▸ **Instruction**:
Find the line containing "Give me the". Return it and every line after it, unchanged, up to and including the last line.

Dataset records:
+ + + +

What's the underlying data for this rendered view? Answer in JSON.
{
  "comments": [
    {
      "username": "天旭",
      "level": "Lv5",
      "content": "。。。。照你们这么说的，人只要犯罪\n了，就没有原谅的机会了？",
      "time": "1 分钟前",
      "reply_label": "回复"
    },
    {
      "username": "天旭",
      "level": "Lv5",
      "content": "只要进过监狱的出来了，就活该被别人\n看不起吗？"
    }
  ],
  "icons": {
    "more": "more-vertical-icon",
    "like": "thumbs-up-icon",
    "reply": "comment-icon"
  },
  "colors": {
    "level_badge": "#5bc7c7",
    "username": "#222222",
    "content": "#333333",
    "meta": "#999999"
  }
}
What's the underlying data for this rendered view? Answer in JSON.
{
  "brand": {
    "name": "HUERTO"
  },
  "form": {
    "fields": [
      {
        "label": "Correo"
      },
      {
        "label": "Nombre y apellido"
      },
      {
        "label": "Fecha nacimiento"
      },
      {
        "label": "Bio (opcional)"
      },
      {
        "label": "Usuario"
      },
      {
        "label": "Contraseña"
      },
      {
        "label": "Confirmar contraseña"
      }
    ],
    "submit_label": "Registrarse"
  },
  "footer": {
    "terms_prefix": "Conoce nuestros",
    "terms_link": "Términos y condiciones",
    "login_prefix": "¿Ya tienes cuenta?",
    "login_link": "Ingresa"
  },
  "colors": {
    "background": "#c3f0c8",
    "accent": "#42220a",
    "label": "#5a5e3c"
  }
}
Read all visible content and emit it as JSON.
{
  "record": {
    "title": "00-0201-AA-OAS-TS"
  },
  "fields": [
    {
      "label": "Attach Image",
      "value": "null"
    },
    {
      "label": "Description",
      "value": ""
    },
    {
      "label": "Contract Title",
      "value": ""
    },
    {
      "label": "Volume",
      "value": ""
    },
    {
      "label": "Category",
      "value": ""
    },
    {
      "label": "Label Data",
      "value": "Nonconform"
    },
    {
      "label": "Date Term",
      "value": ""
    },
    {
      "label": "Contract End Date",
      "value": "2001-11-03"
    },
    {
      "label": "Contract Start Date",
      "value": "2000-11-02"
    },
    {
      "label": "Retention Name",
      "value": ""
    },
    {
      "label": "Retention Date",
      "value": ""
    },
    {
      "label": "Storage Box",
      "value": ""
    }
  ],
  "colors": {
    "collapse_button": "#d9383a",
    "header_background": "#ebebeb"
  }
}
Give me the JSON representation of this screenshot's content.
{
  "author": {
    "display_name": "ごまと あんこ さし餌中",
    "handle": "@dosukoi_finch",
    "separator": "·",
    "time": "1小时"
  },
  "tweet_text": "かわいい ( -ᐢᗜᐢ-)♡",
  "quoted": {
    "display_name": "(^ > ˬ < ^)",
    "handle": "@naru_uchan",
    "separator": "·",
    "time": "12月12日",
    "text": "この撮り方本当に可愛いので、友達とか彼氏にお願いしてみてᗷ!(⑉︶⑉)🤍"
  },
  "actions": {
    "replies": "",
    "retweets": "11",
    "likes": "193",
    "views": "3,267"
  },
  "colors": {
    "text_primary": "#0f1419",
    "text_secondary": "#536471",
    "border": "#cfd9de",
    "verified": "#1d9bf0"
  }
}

+ + + +

▸ **Answer for the task**:
Give me the JSON representation of this screenshot's content.
{
  "author": {
    "display_name": "ごまと あんこ さし餌中",
    "handle": "@dosukoi_finch",
    "separator": "·",
    "time": "1小时"
  },
  "tweet_text": "かわいい ( -ᐢᗜᐢ-)♡",
  "quoted": {
    "display_name": "(^ > ˬ < ^)",
    "handle": "@naru_uchan",
    "separator": "·",
    "time": "12月12日",
    "text": "この撮り方本当に可愛いので、友達とか彼氏にお願いしてみてᗷ!(⑉︶⑉)🤍"
  },
  "actions": {
    "replies": "",
    "retweets": "11",
    "likes": "193",
    "views": "3,267"
  },
  "colors": {
    "text_primary": "#0f1419",
    "text_secondary": "#536471",
    "border": "#cfd9de",
    "verified": "#1d9bf0"
  }
}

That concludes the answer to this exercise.